▶ **DOCUMENT EXCERPT**
The Soga family, however, firmly believed that the most civilized people believed in Buddhism and continued to actively promote it, placing a holy image of the Buddha in a major Shinto shrine. Soga no Iname claimed that Buddhism brought with it a new form of government that would subvert the independence of the clans, unifying the people under the Emperor. After fifty years of ideological war, Buddhism, defended and protected by the Soga, began to take hold in Japan.

Political assertiveness and reactions
By 644, the heads of the Soga were no longer satisfied to act behind the scenes. Soga no Emishi and his son Soga no Iruka began to build increasingly elaborate palaces and tombs for themselves, styling themselves "sovereigns".

▶ **WHAT THE EXERCISE ASKS**
Continue the passage on the Soga clan's rise in Japan from its last sentence.

▶ **EXERCISE DATA**
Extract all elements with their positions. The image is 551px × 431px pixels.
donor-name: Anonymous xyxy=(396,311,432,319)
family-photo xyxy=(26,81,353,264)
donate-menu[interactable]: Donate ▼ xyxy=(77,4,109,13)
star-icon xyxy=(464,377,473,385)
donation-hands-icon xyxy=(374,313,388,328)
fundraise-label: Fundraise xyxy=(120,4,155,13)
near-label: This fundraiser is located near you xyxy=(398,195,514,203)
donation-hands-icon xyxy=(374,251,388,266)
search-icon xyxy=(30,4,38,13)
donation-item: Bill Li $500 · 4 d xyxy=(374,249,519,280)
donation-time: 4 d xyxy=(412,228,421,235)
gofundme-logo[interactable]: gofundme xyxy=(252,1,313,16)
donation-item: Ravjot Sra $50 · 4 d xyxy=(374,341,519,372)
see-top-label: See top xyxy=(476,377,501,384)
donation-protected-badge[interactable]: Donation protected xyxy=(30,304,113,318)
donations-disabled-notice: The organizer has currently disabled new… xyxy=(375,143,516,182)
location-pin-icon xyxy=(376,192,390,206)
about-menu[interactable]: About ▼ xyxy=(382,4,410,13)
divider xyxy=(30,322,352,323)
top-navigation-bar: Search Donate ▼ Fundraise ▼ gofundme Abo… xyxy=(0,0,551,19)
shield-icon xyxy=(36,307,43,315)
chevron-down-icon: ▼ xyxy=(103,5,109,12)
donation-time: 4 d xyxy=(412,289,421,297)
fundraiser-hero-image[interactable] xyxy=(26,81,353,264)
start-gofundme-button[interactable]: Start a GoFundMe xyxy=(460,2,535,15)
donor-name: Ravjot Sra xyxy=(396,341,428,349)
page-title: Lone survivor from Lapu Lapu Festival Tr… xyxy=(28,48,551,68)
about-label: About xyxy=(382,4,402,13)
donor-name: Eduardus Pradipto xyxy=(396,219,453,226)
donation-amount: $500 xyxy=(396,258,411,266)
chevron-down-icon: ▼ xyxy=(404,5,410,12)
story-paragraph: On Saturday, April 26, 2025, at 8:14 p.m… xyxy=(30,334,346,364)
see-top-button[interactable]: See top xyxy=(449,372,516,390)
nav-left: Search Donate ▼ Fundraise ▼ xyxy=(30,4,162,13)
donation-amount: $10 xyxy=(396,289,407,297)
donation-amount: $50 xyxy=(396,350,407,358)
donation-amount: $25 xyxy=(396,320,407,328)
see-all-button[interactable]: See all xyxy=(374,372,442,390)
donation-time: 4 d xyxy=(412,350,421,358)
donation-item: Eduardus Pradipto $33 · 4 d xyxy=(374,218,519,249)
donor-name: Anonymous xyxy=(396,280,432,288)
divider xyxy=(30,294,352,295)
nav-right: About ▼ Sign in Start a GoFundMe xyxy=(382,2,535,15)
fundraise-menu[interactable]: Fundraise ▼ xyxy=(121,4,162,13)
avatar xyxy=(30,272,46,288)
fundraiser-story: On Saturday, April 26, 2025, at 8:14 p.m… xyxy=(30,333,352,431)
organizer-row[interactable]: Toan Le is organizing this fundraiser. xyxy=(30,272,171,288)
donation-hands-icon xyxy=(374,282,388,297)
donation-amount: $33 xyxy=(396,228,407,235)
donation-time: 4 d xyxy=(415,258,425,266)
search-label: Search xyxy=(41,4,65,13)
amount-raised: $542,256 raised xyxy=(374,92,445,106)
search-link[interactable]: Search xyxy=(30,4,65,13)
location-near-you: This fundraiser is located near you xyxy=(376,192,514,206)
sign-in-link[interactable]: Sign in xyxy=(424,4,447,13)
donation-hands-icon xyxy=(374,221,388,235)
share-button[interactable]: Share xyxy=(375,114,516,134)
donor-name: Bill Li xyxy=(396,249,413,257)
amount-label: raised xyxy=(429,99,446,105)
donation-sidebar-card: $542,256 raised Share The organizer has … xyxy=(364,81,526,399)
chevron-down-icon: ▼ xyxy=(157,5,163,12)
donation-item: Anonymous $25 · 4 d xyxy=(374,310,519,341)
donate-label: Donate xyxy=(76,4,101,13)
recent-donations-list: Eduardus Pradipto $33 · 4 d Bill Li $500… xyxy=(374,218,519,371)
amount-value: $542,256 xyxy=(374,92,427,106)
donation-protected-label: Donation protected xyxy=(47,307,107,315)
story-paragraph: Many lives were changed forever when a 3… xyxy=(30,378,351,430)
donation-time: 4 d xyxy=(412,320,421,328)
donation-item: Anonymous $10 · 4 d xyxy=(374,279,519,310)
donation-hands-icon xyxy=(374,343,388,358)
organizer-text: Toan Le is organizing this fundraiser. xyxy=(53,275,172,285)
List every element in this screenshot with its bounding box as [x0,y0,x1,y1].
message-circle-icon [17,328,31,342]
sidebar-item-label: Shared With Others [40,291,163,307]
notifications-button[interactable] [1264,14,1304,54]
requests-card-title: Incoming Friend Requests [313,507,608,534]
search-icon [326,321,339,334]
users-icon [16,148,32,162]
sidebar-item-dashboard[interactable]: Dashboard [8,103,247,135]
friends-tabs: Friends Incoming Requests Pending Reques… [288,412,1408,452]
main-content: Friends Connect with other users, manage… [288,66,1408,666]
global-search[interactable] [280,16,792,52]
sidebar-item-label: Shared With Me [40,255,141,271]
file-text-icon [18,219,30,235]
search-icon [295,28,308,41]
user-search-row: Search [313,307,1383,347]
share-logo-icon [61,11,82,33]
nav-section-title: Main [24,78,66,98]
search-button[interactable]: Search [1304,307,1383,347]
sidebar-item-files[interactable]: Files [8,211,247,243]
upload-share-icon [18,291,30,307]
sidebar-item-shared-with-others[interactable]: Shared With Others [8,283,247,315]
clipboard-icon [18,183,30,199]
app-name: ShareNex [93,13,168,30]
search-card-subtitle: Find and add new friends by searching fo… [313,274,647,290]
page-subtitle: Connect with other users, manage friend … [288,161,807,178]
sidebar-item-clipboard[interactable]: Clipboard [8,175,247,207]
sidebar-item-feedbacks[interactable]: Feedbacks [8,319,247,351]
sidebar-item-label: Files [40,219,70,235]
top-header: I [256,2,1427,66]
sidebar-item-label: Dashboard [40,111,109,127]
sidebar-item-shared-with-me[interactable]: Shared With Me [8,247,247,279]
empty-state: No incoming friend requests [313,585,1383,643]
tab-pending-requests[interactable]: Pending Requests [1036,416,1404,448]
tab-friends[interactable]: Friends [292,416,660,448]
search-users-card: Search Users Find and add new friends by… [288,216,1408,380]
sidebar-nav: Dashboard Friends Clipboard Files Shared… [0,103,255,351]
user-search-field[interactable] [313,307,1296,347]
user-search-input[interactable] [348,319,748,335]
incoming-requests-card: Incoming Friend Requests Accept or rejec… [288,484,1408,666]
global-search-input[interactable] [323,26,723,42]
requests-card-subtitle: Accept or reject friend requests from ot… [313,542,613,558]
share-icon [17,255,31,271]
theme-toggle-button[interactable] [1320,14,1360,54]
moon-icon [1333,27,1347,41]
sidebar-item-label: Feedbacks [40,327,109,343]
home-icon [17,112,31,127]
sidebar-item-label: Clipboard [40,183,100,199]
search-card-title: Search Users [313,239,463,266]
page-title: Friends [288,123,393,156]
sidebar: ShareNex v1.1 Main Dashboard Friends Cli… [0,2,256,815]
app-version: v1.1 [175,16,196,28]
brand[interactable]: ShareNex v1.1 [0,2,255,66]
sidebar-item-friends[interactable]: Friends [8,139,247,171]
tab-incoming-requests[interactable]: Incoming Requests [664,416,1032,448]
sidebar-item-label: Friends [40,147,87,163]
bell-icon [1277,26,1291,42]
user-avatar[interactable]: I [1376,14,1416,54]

▶ **TASK RESULT**
In response, the leader of the Nakatomi clan, Nakatomi no Kamatari (later known as the founder of the Fujiwara and traditionally referred to as Fujiwara no Kamatari), conspired with Soga no Kurayamada no Ishikawa no Maro and Prince Naka no Ōe (later Emperor Tenji) and arranged for Iruka's assassination. Prince Ōe himself attacked Iruka during a court ceremony concerning edicts from Korean kingdoms in front of Empress Kōgyoku; he survived, but the Empress left the scene and Ōe's guards finished Iruka off. Subsequently, Soga no Emishi committed suicide by burning down his own residence, destroying many important court documents. Soga followers were dispersed and even killed; the Empress abdicated and her brother took the throne as Emperor Kōtoku. The Soga clan's hold over the imperial family was broken and two years later the Emperor enacted the Taika Reform, returning full power to the emperor. This disruptive and transformative event is known as the Isshi Incident.

Legacy
In 2005, the remains of a building which may have been Soga no Iruka's residence were discovered in Nara.  This discovery appeared to be consistent with the description found in Nihon Shoki.

Family
Takenouchi no Sukune (武内宿禰, ?–?)
Soga no Ishikawa (蘇我石川, ?–?)
Soga no Machi (蘇我満智, ?–?)
Soga no Karako (蘇我韓子, ?–465)
Soga no Koma (蘇我高麗, ?–?)
Soga no Iname (蘇我稲目, c.506–570)
Soga no Umako (蘇我馬子, 551?–626)
Soga no Emishi (蘇我蝦夷, 587–645)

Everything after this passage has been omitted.